**What to work on:**
Output the data below in full, character for character.

**Some records:**
_ _ _ _ _ _ _
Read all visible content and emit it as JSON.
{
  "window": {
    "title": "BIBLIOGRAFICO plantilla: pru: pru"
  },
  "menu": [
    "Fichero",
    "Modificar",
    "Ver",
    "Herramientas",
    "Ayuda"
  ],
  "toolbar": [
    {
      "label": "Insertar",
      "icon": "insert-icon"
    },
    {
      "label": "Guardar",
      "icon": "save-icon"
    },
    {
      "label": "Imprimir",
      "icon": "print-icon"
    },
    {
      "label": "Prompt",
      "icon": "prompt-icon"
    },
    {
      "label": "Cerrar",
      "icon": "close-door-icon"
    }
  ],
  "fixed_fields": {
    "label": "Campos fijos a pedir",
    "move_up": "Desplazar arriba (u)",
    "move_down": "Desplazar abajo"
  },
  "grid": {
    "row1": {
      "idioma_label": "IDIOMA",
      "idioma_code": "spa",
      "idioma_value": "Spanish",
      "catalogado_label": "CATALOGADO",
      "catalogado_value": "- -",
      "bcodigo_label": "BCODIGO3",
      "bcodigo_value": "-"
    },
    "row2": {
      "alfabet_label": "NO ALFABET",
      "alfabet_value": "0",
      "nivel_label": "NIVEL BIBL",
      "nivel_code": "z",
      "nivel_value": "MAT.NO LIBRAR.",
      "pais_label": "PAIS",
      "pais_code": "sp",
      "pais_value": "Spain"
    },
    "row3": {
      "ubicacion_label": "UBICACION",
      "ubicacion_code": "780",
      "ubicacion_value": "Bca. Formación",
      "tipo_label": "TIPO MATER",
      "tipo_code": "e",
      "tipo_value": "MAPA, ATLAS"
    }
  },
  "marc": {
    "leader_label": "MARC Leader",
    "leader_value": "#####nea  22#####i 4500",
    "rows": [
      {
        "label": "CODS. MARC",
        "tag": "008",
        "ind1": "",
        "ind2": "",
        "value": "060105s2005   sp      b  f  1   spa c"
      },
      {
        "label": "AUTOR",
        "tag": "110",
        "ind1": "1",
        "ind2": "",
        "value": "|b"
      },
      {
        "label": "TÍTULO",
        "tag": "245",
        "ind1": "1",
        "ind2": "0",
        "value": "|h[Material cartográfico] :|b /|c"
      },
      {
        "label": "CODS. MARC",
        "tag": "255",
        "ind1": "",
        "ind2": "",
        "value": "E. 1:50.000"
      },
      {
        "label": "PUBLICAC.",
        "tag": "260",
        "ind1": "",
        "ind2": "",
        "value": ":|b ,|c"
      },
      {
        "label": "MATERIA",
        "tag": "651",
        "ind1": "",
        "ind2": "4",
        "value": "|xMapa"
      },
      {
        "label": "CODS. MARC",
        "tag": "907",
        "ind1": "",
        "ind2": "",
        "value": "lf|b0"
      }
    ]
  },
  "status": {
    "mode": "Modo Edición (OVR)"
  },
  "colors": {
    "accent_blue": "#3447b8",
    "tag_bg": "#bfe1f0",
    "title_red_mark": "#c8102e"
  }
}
_ _ _ _ _ _ _
**Task output:**
Read all visible content and emit it as JSON.
{
  "window": {
    "title": "BIBLIOGRAFICO plantilla: pru: pru"
  },
  "menu": [
    "Fichero",
    "Modificar",
    "Ver",
    "Herramientas",
    "Ayuda"
  ],
  "toolbar": [
    {
      "label": "Insertar",
      "icon": "insert-icon"
    },
    {
      "label": "Guardar",
      "icon": "save-icon"
    },
    {
      "label": "Imprimir",
      "icon": "print-icon"
    },
    {
      "label": "Prompt",
      "icon": "prompt-icon"
    },
    {
      "label": "Cerrar",
      "icon": "close-door-icon"
    }
  ],
  "fixed_fields": {
    "label": "Campos fijos a pedir",
    "move_up": "Desplazar arriba (u)",
    "move_down": "Desplazar abajo"
  },
  "grid": {
    "row1": {
      "idioma_label": "IDIOMA",
      "idioma_code": "spa",
      "idioma_value": "Spanish",
      "catalogado_label": "CATALOGADO",
      "catalogado_value": "- -",
      "bcodigo_label": "BCODIGO3",
      "bcodigo_value": "-"
    },
    "row2": {
      "alfabet_label": "NO ALFABET",
      "alfabet_value": "0",
      "nivel_label": "NIVEL BIBL",
      "nivel_code": "z",
      "nivel_value": "MAT.NO LIBRAR.",
      "pais_label": "PAIS",
      "pais_code": "sp",
      "pais_value": "Spain"
    },
    "row3": {
      "ubicacion_label": "UBICACION",
      "ubicacion_code": "780",
      "ubicacion_value": "Bca. Formación",
      "tipo_label": "TIPO MATER",
      "tipo_code": "e",
      "tipo_value": "MAPA, ATLAS"
    }
  },
  "marc": {
    "leader_label": "MARC Leader",
    "leader_value": "#####nea  22#####i 4500",
    "rows": [
      {
        "label": "CODS. MARC",
        "tag": "008",
        "ind1": "",
        "ind2": "",
        "value": "060105s2005   sp      b  f  1   spa c"
      },
      {
        "label": "AUTOR",
        "tag": "110",
        "ind1": "1",
        "ind2": "",
        "value": "|b"
      },
      {
        "label": "TÍTULO",
        "tag": "245",
        "ind1": "1",
        "ind2": "0",
        "value": "|h[Material cartográfico] :|b /|c"
      },
      {
        "label": "CODS. MARC",
        "tag": "255",
        "ind1": "",
        "ind2": "",
        "value": "E. 1:50.000"
      },
      {
        "label": "PUBLICAC.",
        "tag": "260",
        "ind1": "",
        "ind2": "",
        "value": ":|b ,|c"
      },
      {
        "label": "MATERIA",
        "tag": "651",
        "ind1": "",
        "ind2": "4",
        "value": "|xMapa"
      },
      {
        "label": "CODS. MARC",
        "tag": "907",
        "ind1": "",
        "ind2": "",
        "value": "lf|b0"
      }
    ]
  },
  "status": {
    "mode": "Modo Edición (OVR)"
  },
  "colors": {
    "accent_blue": "#3447b8",
    "tag_bg": "#bfe1f0",
    "title_red_mark": "#c8102e"
  }
}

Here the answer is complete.